_What this task involves_
For every line in the data below that contains "Repulsive", copy the line.
◆ ◆ ◆ ◆ ◆
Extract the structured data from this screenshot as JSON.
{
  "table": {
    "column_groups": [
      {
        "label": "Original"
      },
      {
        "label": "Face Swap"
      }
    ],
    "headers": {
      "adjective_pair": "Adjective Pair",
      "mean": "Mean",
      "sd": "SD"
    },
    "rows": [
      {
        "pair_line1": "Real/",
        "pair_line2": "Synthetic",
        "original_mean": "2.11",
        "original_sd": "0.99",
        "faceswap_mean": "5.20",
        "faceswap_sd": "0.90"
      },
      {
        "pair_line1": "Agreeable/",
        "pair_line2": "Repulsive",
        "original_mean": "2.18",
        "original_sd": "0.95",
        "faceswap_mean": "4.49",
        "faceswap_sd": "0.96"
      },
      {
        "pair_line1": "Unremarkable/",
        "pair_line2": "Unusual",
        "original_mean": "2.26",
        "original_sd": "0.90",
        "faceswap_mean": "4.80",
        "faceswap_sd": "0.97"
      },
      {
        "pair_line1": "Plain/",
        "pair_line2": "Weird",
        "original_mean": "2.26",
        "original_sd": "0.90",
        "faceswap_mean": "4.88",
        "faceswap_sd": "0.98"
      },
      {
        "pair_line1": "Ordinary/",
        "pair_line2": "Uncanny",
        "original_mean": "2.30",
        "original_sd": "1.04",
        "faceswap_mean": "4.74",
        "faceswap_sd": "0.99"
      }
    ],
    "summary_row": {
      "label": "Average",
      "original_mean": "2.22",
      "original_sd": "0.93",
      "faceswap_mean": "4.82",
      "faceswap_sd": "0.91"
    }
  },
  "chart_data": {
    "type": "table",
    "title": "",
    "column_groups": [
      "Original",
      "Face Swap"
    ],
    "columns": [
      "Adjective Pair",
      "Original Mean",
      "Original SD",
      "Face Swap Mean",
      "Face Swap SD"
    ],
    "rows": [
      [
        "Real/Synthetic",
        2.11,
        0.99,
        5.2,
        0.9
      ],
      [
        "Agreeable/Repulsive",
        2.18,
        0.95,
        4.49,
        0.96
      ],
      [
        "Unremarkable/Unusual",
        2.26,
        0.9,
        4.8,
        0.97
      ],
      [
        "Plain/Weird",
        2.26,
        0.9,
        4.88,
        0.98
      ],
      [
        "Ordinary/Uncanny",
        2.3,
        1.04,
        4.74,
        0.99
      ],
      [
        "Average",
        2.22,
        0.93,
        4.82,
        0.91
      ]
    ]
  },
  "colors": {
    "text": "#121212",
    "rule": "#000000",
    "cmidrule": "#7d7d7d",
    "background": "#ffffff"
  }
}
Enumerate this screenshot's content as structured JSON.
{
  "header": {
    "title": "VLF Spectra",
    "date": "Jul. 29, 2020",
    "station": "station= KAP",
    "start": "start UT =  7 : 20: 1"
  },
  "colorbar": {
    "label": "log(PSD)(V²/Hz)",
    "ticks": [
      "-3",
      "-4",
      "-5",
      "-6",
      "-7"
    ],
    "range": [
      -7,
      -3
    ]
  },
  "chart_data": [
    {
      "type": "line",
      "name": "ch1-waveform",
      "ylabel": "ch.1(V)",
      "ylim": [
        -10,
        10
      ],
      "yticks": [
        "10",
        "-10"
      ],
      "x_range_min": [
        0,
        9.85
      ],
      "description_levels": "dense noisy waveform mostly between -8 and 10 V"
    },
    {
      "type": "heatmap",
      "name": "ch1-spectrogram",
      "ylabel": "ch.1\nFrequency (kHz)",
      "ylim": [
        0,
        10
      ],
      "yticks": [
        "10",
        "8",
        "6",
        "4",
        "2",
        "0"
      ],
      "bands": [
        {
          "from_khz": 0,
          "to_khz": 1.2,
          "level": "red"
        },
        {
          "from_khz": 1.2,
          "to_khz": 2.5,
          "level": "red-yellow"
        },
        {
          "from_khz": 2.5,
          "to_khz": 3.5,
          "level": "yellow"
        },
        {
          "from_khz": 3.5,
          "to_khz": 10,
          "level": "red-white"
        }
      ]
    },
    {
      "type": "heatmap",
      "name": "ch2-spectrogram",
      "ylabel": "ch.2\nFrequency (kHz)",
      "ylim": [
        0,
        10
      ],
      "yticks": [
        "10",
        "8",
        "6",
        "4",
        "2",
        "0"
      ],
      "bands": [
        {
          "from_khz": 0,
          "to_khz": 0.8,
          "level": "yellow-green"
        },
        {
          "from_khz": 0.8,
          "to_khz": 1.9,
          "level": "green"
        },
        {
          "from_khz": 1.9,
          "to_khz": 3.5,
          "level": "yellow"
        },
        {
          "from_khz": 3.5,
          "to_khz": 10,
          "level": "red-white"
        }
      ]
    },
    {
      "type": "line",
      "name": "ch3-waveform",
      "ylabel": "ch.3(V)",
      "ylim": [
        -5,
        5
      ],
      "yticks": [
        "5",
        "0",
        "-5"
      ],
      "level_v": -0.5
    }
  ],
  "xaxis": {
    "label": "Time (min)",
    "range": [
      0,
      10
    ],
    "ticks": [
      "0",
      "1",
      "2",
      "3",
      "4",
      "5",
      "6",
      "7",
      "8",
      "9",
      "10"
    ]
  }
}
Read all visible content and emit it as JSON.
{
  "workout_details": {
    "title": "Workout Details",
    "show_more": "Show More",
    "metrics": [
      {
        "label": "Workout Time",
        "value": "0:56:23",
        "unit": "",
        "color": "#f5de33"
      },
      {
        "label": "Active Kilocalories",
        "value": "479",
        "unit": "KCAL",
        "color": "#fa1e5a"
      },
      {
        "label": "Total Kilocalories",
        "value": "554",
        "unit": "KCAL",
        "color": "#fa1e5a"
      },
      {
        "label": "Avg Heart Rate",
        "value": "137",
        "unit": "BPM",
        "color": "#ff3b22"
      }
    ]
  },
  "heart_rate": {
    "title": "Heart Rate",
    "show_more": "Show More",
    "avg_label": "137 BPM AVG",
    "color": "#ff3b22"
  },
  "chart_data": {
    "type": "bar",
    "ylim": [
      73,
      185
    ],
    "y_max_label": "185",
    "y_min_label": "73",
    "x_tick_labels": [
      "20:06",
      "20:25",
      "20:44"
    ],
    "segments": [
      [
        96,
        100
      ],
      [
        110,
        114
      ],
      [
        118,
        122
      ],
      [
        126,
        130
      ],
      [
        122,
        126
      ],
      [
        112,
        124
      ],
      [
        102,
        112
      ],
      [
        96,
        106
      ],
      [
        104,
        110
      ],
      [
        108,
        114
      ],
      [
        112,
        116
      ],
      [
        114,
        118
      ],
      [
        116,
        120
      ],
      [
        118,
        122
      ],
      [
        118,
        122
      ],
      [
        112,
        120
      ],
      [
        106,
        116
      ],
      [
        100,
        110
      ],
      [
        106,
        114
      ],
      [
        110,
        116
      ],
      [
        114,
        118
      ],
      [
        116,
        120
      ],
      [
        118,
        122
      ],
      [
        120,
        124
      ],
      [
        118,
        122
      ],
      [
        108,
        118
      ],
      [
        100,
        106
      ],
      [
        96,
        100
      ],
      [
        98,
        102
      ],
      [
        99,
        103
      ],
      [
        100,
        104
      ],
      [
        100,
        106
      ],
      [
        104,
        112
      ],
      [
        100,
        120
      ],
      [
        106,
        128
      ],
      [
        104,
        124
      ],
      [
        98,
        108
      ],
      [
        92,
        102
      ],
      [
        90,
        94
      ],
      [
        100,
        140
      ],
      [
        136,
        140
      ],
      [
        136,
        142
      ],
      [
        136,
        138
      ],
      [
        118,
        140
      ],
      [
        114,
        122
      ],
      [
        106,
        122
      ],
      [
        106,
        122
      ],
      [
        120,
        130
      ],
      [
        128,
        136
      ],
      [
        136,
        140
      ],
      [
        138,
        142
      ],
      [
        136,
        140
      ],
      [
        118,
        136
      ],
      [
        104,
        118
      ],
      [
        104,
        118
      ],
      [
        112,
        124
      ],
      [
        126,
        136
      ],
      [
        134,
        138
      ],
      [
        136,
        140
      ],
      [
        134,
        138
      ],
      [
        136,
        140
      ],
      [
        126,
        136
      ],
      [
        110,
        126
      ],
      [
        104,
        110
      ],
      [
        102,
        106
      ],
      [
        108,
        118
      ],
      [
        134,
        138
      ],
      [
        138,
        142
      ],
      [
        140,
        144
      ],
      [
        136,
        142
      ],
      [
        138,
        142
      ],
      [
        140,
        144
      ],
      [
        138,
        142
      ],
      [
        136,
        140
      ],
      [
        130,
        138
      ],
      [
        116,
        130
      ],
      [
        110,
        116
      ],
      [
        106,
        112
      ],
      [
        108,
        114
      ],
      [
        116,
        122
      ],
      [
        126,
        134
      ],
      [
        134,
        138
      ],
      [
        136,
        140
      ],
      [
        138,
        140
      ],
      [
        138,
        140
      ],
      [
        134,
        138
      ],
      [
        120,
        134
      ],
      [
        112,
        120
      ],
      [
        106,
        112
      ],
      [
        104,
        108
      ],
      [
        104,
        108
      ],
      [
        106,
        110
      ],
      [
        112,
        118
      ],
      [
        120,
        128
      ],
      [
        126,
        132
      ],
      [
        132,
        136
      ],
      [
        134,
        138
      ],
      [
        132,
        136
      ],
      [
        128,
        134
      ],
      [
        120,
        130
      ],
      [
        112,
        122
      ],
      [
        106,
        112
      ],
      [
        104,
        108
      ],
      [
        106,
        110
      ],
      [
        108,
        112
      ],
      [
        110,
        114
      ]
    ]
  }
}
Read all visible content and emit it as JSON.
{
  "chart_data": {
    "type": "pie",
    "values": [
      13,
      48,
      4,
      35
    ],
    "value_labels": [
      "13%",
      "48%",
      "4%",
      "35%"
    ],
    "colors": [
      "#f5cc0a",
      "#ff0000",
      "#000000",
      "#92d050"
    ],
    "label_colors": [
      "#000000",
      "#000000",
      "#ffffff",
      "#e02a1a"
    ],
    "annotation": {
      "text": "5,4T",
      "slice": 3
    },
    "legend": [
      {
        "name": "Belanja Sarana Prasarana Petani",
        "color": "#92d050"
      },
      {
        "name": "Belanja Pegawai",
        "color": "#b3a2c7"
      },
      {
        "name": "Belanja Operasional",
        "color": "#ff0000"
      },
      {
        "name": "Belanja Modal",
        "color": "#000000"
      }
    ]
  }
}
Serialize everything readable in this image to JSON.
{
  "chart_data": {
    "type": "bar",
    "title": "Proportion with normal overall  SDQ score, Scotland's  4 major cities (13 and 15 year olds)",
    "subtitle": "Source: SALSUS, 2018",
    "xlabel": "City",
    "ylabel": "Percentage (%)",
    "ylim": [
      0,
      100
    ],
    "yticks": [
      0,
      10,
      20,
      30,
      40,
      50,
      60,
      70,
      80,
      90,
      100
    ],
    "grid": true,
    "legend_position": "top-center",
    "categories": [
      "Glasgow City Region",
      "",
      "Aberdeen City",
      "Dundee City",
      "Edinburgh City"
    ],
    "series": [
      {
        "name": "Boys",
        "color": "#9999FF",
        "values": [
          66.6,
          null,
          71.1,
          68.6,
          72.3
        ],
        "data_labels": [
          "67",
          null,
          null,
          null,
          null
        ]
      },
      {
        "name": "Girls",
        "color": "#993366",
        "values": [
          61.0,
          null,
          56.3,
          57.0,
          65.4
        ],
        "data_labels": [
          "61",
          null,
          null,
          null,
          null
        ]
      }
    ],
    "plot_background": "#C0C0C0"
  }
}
◆ ◆ ◆ ◆ ◆
_Response below_
        "pair_line2": "Repulsive",
        "Agreeable/Repulsive",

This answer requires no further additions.